(A block of data)
--- --- ---
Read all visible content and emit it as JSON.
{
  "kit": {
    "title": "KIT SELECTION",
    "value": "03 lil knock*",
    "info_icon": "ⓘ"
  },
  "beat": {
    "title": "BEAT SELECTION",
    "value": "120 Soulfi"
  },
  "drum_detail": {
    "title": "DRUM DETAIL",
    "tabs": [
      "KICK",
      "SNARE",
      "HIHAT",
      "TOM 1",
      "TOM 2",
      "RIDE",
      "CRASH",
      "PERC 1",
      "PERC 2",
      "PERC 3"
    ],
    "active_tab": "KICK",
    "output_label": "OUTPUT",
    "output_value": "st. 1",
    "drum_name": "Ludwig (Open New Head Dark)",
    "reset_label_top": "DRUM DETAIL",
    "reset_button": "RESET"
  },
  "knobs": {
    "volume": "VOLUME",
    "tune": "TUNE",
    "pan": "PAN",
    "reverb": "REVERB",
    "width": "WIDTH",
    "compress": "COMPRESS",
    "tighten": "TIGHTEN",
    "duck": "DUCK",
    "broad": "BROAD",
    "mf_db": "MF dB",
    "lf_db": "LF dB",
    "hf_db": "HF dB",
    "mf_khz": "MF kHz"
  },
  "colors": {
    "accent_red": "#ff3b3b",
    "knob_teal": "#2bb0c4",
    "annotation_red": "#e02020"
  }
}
--- --- ---
§ WRITTEN EXERCISE
Restate the data above word for word.

§ SOLVED EXERCISE
Read all visible content and emit it as JSON.
{
  "kit": {
    "title": "KIT SELECTION",
    "value": "03 lil knock*",
    "info_icon": "ⓘ"
  },
  "beat": {
    "title": "BEAT SELECTION",
    "value": "120 Soulfi"
  },
  "drum_detail": {
    "title": "DRUM DETAIL",
    "tabs": [
      "KICK",
      "SNARE",
      "HIHAT",
      "TOM 1",
      "TOM 2",
      "RIDE",
      "CRASH",
      "PERC 1",
      "PERC 2",
      "PERC 3"
    ],
    "active_tab": "KICK",
    "output_label": "OUTPUT",
    "output_value": "st. 1",
    "drum_name": "Ludwig (Open New Head Dark)",
    "reset_label_top": "DRUM DETAIL",
    "reset_button": "RESET"
  },
  "knobs": {
    "volume": "VOLUME",
    "tune": "TUNE",
    "pan": "PAN",
    "reverb": "REVERB",
    "width": "WIDTH",
    "compress": "COMPRESS",
    "tighten": "TIGHTEN",
    "duck": "DUCK",
    "broad": "BROAD",
    "mf_db": "MF dB",
    "lf_db": "LF dB",
    "hf_db": "HF dB",
    "mf_khz": "MF kHz"
  },
  "colors": {
    "accent_red": "#ff3b3b",
    "knob_teal": "#2bb0c4",
    "annotation_red": "#e02020"
  }
}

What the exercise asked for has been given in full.